■ **PROBLEMS**:
1 - Copy the passage of the forum thread on outfitting a shop that runs from "Wouldn't it be" down to "I know now.".
2 - How many lines in the entries include the string "Thru"? Give the number alone.

■ **TEXT EXCERPT**:
# Outfitting (the shop)



## tlr (Sep 27, 2010)

Ok now that the shop space is almost finished I will ask the age old question of first large tools to buy? 
I will start off by saying that I will be buying a dust collection system first and would love to get input on that. (size and ability to remove dust) The shop is 28'x28' with 9' ceiling height. I have a center beam running down the middle so I am thinking of a layout that takes advantage of that and running vac. down that and off shooting to either side. Now back to tools, I know every body will ask what do you plan on building? (what ever strikes my fancy) etc. I do have a limited budget but still can get a few things to get started all at once. I do not need the best or largest, (it is a hobby) but I do want good quality tools. I do have basic hand tools and a nice chop saw. 
So I invite you all to throw in your two cents and begin the list and why!


----------



## TheDane (May 15, 2008)

I think I would figure out what tools I was going to buy before I would deal with the dust collection issue.

I'm not minimizing the importance of duct collection, but I would want to make sure the dust collection system was adequate for the tools I needed to use.

Wouldn't it be a bummer to install a dust collection system, then discover it didn't have enough capacity for the 37" planer you decide to install?


----------



## PurpLev (May 30, 2008)

If I had 220v, and would set a shop from the get go, I would not go with anything less than a cyclone knowing what I know now.

I personally would go with the ClearVue, but that really is a personal choice. Oneida, PSI, and others have very good cyclones as well.

just make sure that you have a rough idea of what power tools you'll be using so that you can plan ahead the ducting properly.

the rest of the tools really depends on what you're planning to do in terms of projects. to some a Table saw is essential, to others it would be nothing but a paper weight collecting rust.

what are you planning to be doing?


----------



## tlr (Sep 27, 2010)

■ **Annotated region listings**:

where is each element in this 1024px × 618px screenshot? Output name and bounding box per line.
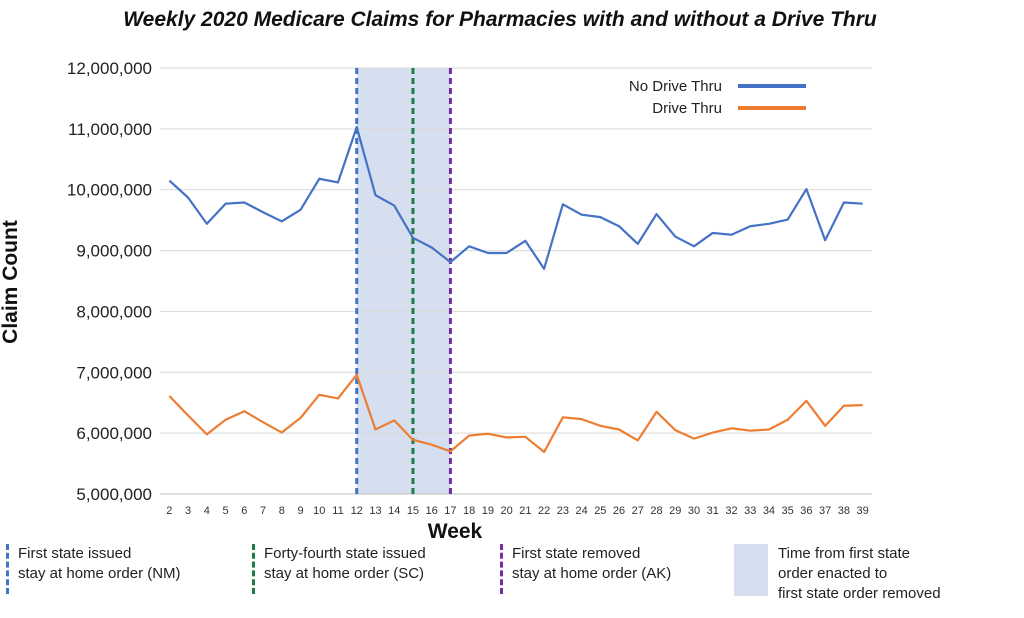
note-ak-line1: First state removed [512,545,641,562]
note-sc: Forty-fourth state issued stay at home o… [252,544,426,594]
note-sc-line2: stay at home order (SC) [264,565,425,582]
x-tick-label: 37 [819,505,831,517]
note-sc-line1: Forty-fourth state issued [264,545,426,562]
note-range-line3: first state order removed [778,585,941,602]
x-tick-label: 3 [185,505,191,517]
y-tick-label: 6,000,000 [76,424,152,443]
x-tick-label: 25 [594,505,606,517]
x-axis-title: Week [428,520,483,540]
series-line [168,125,863,270]
note-range-line2: order enacted to [778,565,888,582]
x-tick-label: 21 [519,505,531,517]
note-nm-line [6,544,9,594]
x-tick-label: 19 [482,505,494,517]
x-tick-label: 16 [426,505,438,517]
x-tick-label: 26 [613,505,625,517]
x-tick-label: 33 [744,505,756,517]
x-tick-label: 29 [669,505,681,517]
x-tick-label: 27 [632,505,644,517]
x-tick-label: 32 [725,505,737,517]
y-tick-label: 11,000,000 [68,120,152,139]
note-ak-line [500,544,503,594]
chart: 5,000,000 6,000,000 7,000,000 8,000,000 9,00… [0,59,872,540]
note-nm: First state issued stay at home order (N… [6,544,181,594]
y-tick-label: 7,000,000 [76,363,152,382]
legend-label: Drive Thru [652,100,722,117]
note-range-swatch [734,544,768,596]
x-tick-label: 22 [538,505,550,517]
y-tick-label: 5,000,000 [76,485,152,504]
x-tick-label: 36 [800,505,812,517]
x-tick-label: 31 [707,505,719,517]
x-tick-label: 14 [388,505,400,517]
y-tick-label: 12,000,000 [67,59,152,78]
x-tick-label: 39 [857,505,869,517]
x-tick-label: 2 [166,505,172,517]
note-ak: First state removed stay at home order (… [500,544,672,594]
x-tick-label: 17 [444,505,456,517]
x-tick-label: 6 [241,505,247,517]
x-tick-label: 34 [763,505,775,517]
series-line [168,373,863,454]
x-tick-label: 13 [369,505,381,517]
note-ak-line2: stay at home order (AK) [512,565,672,582]
y-tick-label: 8,000,000 [76,302,152,321]
x-tick-label: 4 [204,505,210,517]
note-range-line1: Time from first state [778,545,910,562]
x-tick-label: 7 [260,505,266,517]
x-tick-label: 28 [650,505,662,517]
note-sc-line [252,544,255,594]
x-tick-label: 30 [688,505,700,517]
x-tick-label: 10 [313,505,325,517]
x-tick-label: 23 [557,505,569,517]
legend-label: No Drive Thru [629,78,722,95]
y-tick-label: 9,000,000 [76,242,152,261]
x-tick-label: 11 [332,505,343,517]
x-tick-label: 18 [463,505,475,517]
note-range: Time from first state order enacted to f… [778,544,941,604]
x-tick-label: 9 [297,505,303,517]
x-tick-label: 20 [501,505,513,517]
note-nm-line2: stay at home order (NM) [18,565,181,582]
x-tick-label: 12 [351,505,363,517]
chart-title: Weekly 2020 Medicare Claims for Pharmaci… [123,8,877,31]
y-axis-title: Claim Count [0,220,22,344]
note-nm-line1: First state issued [18,545,132,562]
x-tick-label: 5 [223,505,229,517]
x-tick-label: 35 [782,505,794,517]
x-tick-label: 8 [279,505,285,517]
y-tick-label: 10,000,000 [67,181,152,200]
x-tick-label: 15 [407,505,419,517]
x-tick-label: 24 [575,505,587,517]
x-tick-label: 38 [838,505,850,517]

■ **COMPLETED EXERCISE**:
1 -
Wouldn't it be a bummer to install a dust collection system, then discover it didn't have enough capacity for the 37" planer you decide to install?


----------



## PurpLev (May 30, 2008)

If I had 220v, and would set a shop from the get go, I would not go with anything less than a cyclone knowing what I know now.

2 - 2